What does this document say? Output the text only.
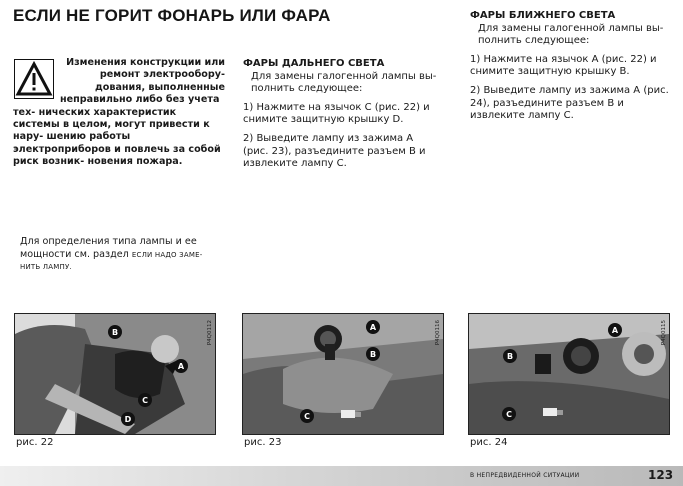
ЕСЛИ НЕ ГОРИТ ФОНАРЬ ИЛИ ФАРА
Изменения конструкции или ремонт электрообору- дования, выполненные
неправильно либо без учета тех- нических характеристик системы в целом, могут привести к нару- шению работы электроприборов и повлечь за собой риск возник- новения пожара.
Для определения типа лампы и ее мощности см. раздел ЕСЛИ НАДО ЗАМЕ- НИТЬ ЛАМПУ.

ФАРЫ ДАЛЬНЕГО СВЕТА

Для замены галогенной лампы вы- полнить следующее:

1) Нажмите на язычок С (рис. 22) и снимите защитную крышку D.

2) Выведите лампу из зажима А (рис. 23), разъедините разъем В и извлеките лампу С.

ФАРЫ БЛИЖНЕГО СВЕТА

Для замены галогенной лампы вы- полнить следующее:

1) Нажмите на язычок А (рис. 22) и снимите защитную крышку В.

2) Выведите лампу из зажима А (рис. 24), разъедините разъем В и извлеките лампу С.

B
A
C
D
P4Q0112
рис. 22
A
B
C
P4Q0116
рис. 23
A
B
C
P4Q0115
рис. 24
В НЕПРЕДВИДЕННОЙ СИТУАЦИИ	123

==

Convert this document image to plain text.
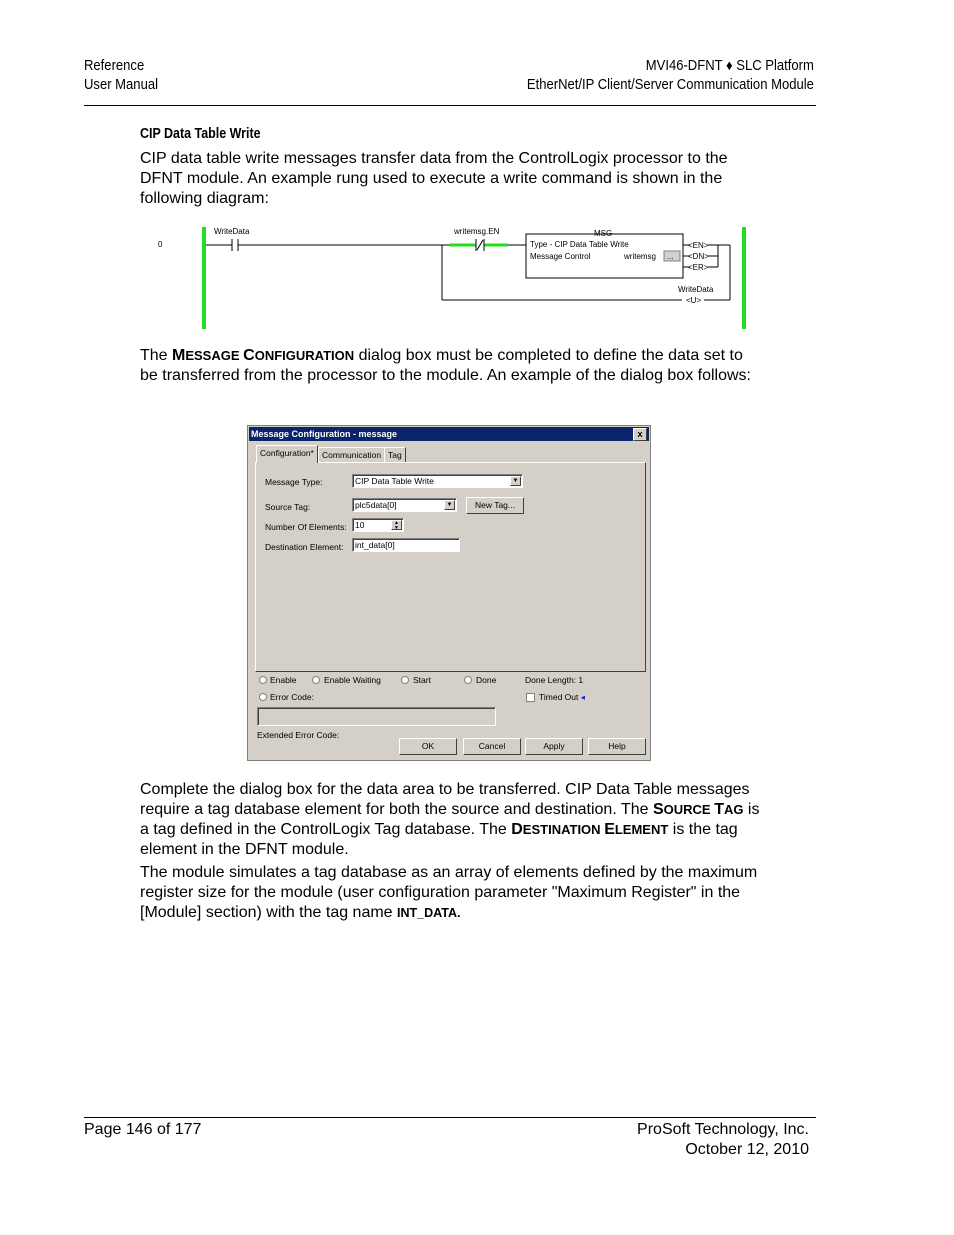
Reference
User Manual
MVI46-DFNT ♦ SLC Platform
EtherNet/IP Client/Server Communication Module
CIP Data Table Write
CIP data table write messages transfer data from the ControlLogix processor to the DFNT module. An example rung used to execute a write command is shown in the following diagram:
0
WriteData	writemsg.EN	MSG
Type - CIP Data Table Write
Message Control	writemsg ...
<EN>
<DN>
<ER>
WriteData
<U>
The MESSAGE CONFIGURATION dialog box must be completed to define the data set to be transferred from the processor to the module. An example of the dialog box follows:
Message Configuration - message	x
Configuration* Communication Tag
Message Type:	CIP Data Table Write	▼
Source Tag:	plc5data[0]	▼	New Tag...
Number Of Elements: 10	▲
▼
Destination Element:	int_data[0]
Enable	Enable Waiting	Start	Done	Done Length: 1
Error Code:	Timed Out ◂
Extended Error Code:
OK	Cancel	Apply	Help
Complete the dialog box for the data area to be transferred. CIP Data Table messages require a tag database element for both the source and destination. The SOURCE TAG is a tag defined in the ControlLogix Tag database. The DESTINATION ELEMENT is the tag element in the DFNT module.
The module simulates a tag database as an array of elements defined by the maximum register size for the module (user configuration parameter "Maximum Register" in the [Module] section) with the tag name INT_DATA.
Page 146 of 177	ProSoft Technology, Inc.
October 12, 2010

● **Objective**: Where a line holds the string "снимите", copy that line.

● **Answer to this task**:
1) Нажмите на язычок С (рис. 22) и снимите защитную крышку D.
1) Нажмите на язычок А (рис. 22) и снимите защитную крышку В.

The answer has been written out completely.